Pick out every line in the items below that contains the string "with", treating uppercase and lowercase as different.
* Begin *
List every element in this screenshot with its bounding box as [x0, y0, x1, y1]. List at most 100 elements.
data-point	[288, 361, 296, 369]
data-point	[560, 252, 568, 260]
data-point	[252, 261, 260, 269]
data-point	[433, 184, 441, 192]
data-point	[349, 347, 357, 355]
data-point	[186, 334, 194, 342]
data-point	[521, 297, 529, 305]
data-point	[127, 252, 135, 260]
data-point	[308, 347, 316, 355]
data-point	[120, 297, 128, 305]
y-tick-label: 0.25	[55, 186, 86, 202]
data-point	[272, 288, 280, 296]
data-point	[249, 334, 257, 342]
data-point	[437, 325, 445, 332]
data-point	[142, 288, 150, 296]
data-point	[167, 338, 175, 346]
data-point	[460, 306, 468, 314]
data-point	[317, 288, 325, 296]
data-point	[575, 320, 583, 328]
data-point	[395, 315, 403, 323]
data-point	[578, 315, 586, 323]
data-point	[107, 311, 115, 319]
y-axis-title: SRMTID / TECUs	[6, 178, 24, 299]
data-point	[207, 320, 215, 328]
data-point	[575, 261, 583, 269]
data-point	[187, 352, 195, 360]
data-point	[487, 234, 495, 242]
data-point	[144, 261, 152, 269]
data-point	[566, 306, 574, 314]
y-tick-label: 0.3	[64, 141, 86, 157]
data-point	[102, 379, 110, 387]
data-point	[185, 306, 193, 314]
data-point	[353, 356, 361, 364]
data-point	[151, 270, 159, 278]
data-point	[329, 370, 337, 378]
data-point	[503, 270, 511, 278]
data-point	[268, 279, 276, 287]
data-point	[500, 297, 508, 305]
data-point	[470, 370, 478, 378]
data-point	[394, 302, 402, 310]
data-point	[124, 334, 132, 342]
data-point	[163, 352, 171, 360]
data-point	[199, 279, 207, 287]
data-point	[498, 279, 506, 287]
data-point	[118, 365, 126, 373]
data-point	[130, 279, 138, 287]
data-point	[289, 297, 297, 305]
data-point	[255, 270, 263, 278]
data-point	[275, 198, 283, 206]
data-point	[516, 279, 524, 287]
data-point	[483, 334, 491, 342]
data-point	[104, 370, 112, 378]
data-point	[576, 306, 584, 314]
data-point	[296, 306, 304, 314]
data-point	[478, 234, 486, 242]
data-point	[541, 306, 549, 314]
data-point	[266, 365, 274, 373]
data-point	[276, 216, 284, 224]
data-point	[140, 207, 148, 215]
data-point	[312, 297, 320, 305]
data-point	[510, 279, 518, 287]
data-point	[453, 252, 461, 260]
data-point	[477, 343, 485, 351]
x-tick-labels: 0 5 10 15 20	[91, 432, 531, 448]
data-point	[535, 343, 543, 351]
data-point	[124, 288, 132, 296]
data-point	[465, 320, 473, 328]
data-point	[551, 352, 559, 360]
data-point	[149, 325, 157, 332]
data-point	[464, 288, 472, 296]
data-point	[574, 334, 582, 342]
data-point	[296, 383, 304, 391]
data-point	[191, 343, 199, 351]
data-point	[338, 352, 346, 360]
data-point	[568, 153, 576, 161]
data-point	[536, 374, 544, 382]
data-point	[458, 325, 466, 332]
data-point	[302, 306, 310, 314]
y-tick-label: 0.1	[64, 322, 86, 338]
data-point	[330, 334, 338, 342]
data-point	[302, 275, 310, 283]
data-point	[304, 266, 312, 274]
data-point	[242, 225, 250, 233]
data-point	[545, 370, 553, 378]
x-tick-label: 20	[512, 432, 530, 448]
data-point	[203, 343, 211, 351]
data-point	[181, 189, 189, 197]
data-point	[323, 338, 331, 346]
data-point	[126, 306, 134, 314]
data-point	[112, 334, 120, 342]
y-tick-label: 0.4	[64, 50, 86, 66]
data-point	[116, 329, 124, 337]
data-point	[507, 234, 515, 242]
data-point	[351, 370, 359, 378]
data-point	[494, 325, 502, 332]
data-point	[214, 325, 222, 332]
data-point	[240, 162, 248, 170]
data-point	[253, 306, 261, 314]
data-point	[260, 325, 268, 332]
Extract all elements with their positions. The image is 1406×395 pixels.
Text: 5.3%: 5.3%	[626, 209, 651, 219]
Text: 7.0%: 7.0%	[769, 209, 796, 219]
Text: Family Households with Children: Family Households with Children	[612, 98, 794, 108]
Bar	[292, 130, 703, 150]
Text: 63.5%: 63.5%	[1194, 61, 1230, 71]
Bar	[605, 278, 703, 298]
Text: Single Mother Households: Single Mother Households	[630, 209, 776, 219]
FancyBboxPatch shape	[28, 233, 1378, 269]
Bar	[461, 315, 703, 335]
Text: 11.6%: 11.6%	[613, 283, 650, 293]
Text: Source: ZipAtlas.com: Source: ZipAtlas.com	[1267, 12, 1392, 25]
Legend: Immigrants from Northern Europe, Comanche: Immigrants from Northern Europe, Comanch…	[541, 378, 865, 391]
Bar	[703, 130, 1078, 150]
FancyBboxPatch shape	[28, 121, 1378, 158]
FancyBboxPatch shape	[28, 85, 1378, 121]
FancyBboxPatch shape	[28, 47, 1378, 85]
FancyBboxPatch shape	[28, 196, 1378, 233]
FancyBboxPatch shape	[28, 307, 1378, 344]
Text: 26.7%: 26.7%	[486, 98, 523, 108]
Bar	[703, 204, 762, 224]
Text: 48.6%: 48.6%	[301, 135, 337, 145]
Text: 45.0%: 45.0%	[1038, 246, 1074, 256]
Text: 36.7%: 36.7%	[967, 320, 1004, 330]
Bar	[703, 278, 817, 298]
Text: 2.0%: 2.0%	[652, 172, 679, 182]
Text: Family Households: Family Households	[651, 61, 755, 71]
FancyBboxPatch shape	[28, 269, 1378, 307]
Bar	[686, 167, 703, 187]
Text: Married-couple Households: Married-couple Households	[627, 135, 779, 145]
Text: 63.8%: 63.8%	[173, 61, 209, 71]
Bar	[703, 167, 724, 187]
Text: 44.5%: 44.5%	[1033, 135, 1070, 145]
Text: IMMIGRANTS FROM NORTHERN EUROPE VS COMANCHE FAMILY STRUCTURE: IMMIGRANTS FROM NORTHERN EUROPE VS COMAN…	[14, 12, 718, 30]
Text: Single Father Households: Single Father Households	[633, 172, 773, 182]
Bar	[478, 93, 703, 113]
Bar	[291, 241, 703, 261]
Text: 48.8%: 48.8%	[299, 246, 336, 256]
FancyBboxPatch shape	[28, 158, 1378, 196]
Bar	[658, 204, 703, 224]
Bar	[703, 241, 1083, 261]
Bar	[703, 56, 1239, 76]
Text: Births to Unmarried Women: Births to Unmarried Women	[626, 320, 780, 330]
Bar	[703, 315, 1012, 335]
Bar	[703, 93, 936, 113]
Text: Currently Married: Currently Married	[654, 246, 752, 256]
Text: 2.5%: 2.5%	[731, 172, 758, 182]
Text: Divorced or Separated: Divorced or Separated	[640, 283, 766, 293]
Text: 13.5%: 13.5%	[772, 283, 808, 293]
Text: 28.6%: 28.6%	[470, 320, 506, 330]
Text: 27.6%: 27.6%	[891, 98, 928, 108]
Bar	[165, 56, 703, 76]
* End *
● EXERCISE SOLUTION:
List every element in this screenshot with its bounding box as [x0, y0, x1, y1]. List at most 100 elements.
Extract all elements with their positions. The image is 1406×395 pixels.
Text: Family Households with Children: Family Households with Children	[612, 98, 794, 108]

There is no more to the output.